FTP

The FTP connector provides Apache Pekko Stream sources to connect to FTP, FTPs and SFTP servers. Currently, two kinds of sources are provided:

  • one for browsing or traversing the server recursively and,
  • another for retrieving files as a stream of bytes.
Project Info: Apache Pekko Connectors FTP
Artifact
org.apache.pekko
pekko-connectors-ftp
1.0.2
JDK versions
OpenJDK 8
OpenJDK 11
OpenJDK 17
Scala versions2.13.14, 2.12.20, 3.3.3
JPMS module namepekko.stream.connectors.ftp
License
API documentation
Forums
Release notesGitHub releases
IssuesGithub issues
Sourceshttps://github.com/apache/pekko-connectors

Artifacts

sbt
val PekkoVersion = "1.0.3"
libraryDependencies ++= Seq(
  "org.apache.pekko" %% "pekko-connectors-ftp" % "1.0.2",
  "org.apache.pekko" %% "pekko-stream" % PekkoVersion
)
Maven
<properties>
  <pekko.version>1.0.3</pekko.version>
  <scala.binary.version>2.13</scala.binary.version>
</properties>
<dependencies>
  <dependency>
    <groupId>org.apache.pekko</groupId>
    <artifactId>pekko-connectors-ftp_${scala.binary.version}</artifactId>
    <version>1.0.2</version>
  </dependency>
  <dependency>
    <groupId>org.apache.pekko</groupId>
    <artifactId>pekko-stream_${scala.binary.version}</artifactId>
    <version>${pekko.version}</version>
  </dependency>
</dependencies>
Gradle
def versions = [
  PekkoVersion: "1.0.3",
  ScalaBinary: "2.13"
]
dependencies {
  implementation "org.apache.pekko:pekko-connectors-ftp_${versions.ScalaBinary}:1.0.2"
  implementation "org.apache.pekko:pekko-stream_${versions.ScalaBinary}:${versions.PekkoVersion}"
}

The table below shows direct dependencies of this module and the second tab shows all libraries it depends on transitively.

Configuring the connection settings

In order to establish a connection with the remote server, you need to provide a specialized version of a RemoteFileSettings instance. It’s specialized as it depends on the kind of server you’re connecting to: FTP, FTPs or SFTP.

Scala
sourceval ftpSettings = FtpSettings
  .create(InetAddress.getByName(HOSTNAME))
  .withPort(PORT)
  .withCredentials(CREDENTIALS)
  .withBinary(true)

Material:

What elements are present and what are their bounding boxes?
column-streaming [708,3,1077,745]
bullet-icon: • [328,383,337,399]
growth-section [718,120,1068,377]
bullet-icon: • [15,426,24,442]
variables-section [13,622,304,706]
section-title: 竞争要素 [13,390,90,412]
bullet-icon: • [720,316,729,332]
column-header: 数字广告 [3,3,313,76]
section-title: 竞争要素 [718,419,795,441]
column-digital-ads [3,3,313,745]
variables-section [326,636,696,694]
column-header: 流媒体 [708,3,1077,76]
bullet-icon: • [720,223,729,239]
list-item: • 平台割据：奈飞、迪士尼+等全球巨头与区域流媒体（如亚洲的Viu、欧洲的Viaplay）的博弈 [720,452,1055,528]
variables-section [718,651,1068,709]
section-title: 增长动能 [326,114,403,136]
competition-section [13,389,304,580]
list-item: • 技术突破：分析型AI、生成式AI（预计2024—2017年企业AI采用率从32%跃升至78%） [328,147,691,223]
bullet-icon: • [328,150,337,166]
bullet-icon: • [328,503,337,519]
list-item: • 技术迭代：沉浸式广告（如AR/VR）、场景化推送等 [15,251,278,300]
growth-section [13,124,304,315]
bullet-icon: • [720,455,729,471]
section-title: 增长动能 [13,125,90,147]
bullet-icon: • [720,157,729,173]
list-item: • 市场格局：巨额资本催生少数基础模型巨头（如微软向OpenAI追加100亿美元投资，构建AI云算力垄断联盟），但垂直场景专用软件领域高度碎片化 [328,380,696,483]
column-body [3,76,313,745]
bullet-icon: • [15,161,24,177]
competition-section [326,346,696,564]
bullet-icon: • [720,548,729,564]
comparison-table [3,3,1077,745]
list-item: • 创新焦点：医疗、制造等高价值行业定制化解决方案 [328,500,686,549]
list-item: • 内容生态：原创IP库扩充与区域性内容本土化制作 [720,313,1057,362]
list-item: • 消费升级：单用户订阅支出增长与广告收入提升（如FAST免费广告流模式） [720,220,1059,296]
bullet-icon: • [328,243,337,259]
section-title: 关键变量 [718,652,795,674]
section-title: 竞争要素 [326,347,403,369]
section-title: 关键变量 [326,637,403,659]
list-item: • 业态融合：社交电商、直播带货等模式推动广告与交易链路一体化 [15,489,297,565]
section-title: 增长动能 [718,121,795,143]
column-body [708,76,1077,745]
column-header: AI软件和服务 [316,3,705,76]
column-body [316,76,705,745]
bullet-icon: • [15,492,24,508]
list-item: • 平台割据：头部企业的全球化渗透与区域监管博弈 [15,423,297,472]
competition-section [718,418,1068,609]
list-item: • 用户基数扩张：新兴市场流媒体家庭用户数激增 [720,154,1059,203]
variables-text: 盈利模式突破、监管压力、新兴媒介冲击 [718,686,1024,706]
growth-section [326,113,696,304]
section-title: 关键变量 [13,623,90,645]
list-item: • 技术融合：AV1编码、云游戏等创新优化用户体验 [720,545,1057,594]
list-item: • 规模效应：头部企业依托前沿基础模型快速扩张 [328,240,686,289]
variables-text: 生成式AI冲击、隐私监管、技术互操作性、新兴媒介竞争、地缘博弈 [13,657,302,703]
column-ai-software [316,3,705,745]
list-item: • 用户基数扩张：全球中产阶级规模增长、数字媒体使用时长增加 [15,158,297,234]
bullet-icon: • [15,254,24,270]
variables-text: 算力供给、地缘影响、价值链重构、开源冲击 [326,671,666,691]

Tasks to complete:
• 1. Rewrite the FTP connector page starting with "The table below" and going on through "FTPs or SFTP.", putting "remote host" in place of "remote server".
• 2. Translate this sentence from the FTP connector page into Spanish: "It’s specialized as it depends on the kind of server you’re connecting to: FTP, FTPs or SFTP."
• 3. Decide whether each statement agrees with the FTP connector page, answering yes or no and quoting the words that settle it:
(a) The sbt setup sets PekkoVersion to "1.0.3".
(b) The connector provides three kinds of sources.
(c) The Gradle setup sets ScalaBinary to "2.12".
The material above has no connection to the FTP connector page.

Solution set:
• 1.
The table below shows direct dependencies of this module and the second tab shows all libraries it depends on transitively.

Configuring the connection settings

In order to establish a connection with the remote host, you need to provide a specialized version of a RemoteFileSettings instance. It’s specialized as it depends on the kind of server you’re connecting to: FTP, FTPs or SFTP.

• 2. Es especializada, ya que depende del tipo de servidor al que se conecta: FTP, FTPs o SFTP.

• 3.
(a) Yes: "val PekkoVersion = "1.0.3""
(b) No: "Currently, two kinds of sources are provided"
(c) No: "ScalaBinary: "2.13""